PROBLEM REQUIREMENTS: Restate the complete material exactly.

Stored data entries
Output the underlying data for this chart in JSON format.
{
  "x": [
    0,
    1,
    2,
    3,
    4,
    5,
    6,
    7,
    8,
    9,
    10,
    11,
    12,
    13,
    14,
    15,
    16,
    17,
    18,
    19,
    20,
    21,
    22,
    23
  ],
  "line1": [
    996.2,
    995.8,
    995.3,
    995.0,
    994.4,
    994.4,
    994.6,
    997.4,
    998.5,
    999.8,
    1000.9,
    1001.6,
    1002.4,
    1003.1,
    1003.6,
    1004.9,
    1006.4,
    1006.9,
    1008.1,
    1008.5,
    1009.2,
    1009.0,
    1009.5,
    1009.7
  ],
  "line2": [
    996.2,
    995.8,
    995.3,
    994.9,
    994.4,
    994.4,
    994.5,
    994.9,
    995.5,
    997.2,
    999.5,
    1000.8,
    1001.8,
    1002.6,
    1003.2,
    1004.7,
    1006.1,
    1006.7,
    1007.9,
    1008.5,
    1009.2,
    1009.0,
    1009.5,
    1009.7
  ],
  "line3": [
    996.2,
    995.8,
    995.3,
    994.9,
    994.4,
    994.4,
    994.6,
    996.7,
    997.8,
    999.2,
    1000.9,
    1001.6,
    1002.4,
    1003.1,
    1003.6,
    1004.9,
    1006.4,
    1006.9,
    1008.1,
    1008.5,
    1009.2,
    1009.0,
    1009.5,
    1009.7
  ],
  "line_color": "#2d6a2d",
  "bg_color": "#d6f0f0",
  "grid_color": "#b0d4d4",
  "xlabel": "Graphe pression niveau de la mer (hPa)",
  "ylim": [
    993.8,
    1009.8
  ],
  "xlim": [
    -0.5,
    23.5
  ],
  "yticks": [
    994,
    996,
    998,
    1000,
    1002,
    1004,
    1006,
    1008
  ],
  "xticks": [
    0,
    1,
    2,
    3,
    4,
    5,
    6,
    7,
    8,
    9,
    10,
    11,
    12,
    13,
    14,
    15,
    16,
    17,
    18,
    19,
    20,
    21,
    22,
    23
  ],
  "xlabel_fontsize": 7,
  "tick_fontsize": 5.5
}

THE ANSWER:
Output the underlying data for this chart in JSON format.
{
  "x": [
    0,
    1,
    2,
    3,
    4,
    5,
    6,
    7,
    8,
    9,
    10,
    11,
    12,
    13,
    14,
    15,
    16,
    17,
    18,
    19,
    20,
    21,
    22,
    23
  ],
  "line1": [
    996.2,
    995.8,
    995.3,
    995.0,
    994.4,
    994.4,
    994.6,
    997.4,
    998.5,
    999.8,
    1000.9,
    1001.6,
    1002.4,
    1003.1,
    1003.6,
    1004.9,
    1006.4,
    1006.9,
    1008.1,
    1008.5,
    1009.2,
    1009.0,
    1009.5,
    1009.7
  ],
  "line2": [
    996.2,
    995.8,
    995.3,
    994.9,
    994.4,
    994.4,
    994.5,
    994.9,
    995.5,
    997.2,
    999.5,
    1000.8,
    1001.8,
    1002.6,
    1003.2,
    1004.7,
    1006.1,
    1006.7,
    1007.9,
    1008.5,
    1009.2,
    1009.0,
    1009.5,
    1009.7
  ],
  "line3": [
    996.2,
    995.8,
    995.3,
    994.9,
    994.4,
    994.4,
    994.6,
    996.7,
    997.8,
    999.2,
    1000.9,
    1001.6,
    1002.4,
    1003.1,
    1003.6,
    1004.9,
    1006.4,
    1006.9,
    1008.1,
    1008.5,
    1009.2,
    1009.0,
    1009.5,
    1009.7
  ],
  "line_color": "#2d6a2d",
  "bg_color": "#d6f0f0",
  "grid_color": "#b0d4d4",
  "xlabel": "Graphe pression niveau de la mer (hPa)",
  "ylim": [
    993.8,
    1009.8
  ],
  "xlim": [
    -0.5,
    23.5
  ],
  "yticks": [
    994,
    996,
    998,
    1000,
    1002,
    1004,
    1006,
    1008
  ],
  "xticks": [
    0,
    1,
    2,
    3,
    4,
    5,
    6,
    7,
    8,
    9,
    10,
    11,
    12,
    13,
    14,
    15,
    16,
    17,
    18,
    19,
    20,
    21,
    22,
    23
  ],
  "xlabel_fontsize": 7,
  "tick_fontsize": 5.5
}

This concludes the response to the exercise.